### Work instructions
**a)** From the keep-alive discussion, transcribe the passage that begins at the words "Never had any" and stops after "above architectural comment.".
**b)** Condense the paragraph of the keep-alive discussion that opens with "Hmmm that's different" into a short bulleted list that keeps its main facts.
**c)** Write the next part of the discussion about server-side keep-alive, starting after its last sentence.

### Extract to read
----

I'll enter in this conversation as I've used (successfully) a load
balancer which did server-side keep-alive a while ago.

WT> Hmmm that's different. There are issues with the HTTP protocol
WT> itself making this extremely difficult. When you're keeping a
WT> connection alive in order to send a second request, you never
WT> know if the server will suddenly close or not. If it does, then
WT> the client must retransmit the request because only the client
WT> knows if it takes a risk to resend or not. An intermediate
WT> equipemnt is not allowed to do so because it might send two
WT> orders for one request.

This might be an architecture based issue and probably depends on the
amount of caching/proxying of the request that the load balancer does
(ie: holds the full request until server side completes successfully).

WT> So by doing what you describe, your clients would regularly get some
WT> random server errors when a server closes a connection it does not
WT> want to sustain anymore before haproxy has a chance to detect it.

Never had any complaints of random server issues that could be
attributed to connection issues.  But that's probably attributable to
the above architectural comment.

----

### Given information
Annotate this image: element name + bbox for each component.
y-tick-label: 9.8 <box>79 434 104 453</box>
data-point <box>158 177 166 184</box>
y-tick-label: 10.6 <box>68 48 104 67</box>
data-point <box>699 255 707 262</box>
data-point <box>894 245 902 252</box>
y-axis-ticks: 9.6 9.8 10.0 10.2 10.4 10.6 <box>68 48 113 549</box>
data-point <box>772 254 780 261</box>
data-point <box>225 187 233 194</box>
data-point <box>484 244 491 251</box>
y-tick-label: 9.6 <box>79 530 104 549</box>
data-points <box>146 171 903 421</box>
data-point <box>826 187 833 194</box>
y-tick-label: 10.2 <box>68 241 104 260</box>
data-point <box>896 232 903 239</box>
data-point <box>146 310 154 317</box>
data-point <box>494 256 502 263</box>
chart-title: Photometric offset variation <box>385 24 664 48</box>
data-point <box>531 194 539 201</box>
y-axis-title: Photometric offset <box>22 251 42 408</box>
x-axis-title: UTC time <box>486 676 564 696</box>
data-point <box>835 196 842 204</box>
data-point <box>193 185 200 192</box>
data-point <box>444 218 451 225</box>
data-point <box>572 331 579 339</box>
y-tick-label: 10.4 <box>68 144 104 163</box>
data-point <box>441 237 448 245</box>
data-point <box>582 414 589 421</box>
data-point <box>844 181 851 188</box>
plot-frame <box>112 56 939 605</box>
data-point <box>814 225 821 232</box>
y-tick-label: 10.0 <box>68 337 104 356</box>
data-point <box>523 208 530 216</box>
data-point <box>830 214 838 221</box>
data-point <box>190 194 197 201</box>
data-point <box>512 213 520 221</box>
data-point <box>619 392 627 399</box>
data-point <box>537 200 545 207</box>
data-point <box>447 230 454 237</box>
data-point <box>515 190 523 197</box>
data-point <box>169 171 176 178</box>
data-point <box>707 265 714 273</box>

----

### Exercise answers
**a)**
Never had any complaints of random server issues that could be
attributed to connection issues.  But that's probably attributable to
the above architectural comment.

**b)**
- The HTTP protocol itself makes server-side keep-alive extremely difficult.
- When a connection is kept alive to send a second request, there is no way to know whether the server will suddenly close it.
- If the server closes it, the client must retransmit the request, because only the client knows whether resending is a risk.
- An intermediate device is not allowed to resend, since it might send two orders for one request.

**c)**
WT> Another issue is that there are (still) some buggy applications which
WT> believe that all the requests from a same session were initiated by
WT> the same client. So such a feature must be used with extreme care.

We found the biggest culprit is Microsoft's NTLM authentication
system. It actually breaks the http spec by authenticating the tcp
session, not the individual http requests (except the first one in the
tcp session). Last time I looked into it, the squid people had made
some progress into it, but hadn't gotten it to successfully proxy.

WT> Last, I'd say there is in my opinion little benefit to do that. Where
WT> the most time is elapsed is between the client and haproxy. Haproxy
WT> and the server are on the same LAN, so a connection setup/teardown
WT> here is extremely cheap, as it's where we manage to run at more than
WT> 40000 connections per second (including connection setup, send request,
WT> receive response and close). That means only 25 microseconds for the
WT> whole process which isn't measurable at all by the client and is
WT> extremely cheap for the server.

When we placed the load balancer in front of our IIS based cluster, we
got around a 80-100% (!!) performance improvement immediately.  We
were estimating around a 25% increase only with our experience with
Microsoft's tcp stack.

Running against a unix based stack (Solaris & BSD) got us a much more
realistic 5-10% improvement.

nb: "Improvement" mainly being defined as a reduction in server side
processing/load.  Actual request speed was about the same.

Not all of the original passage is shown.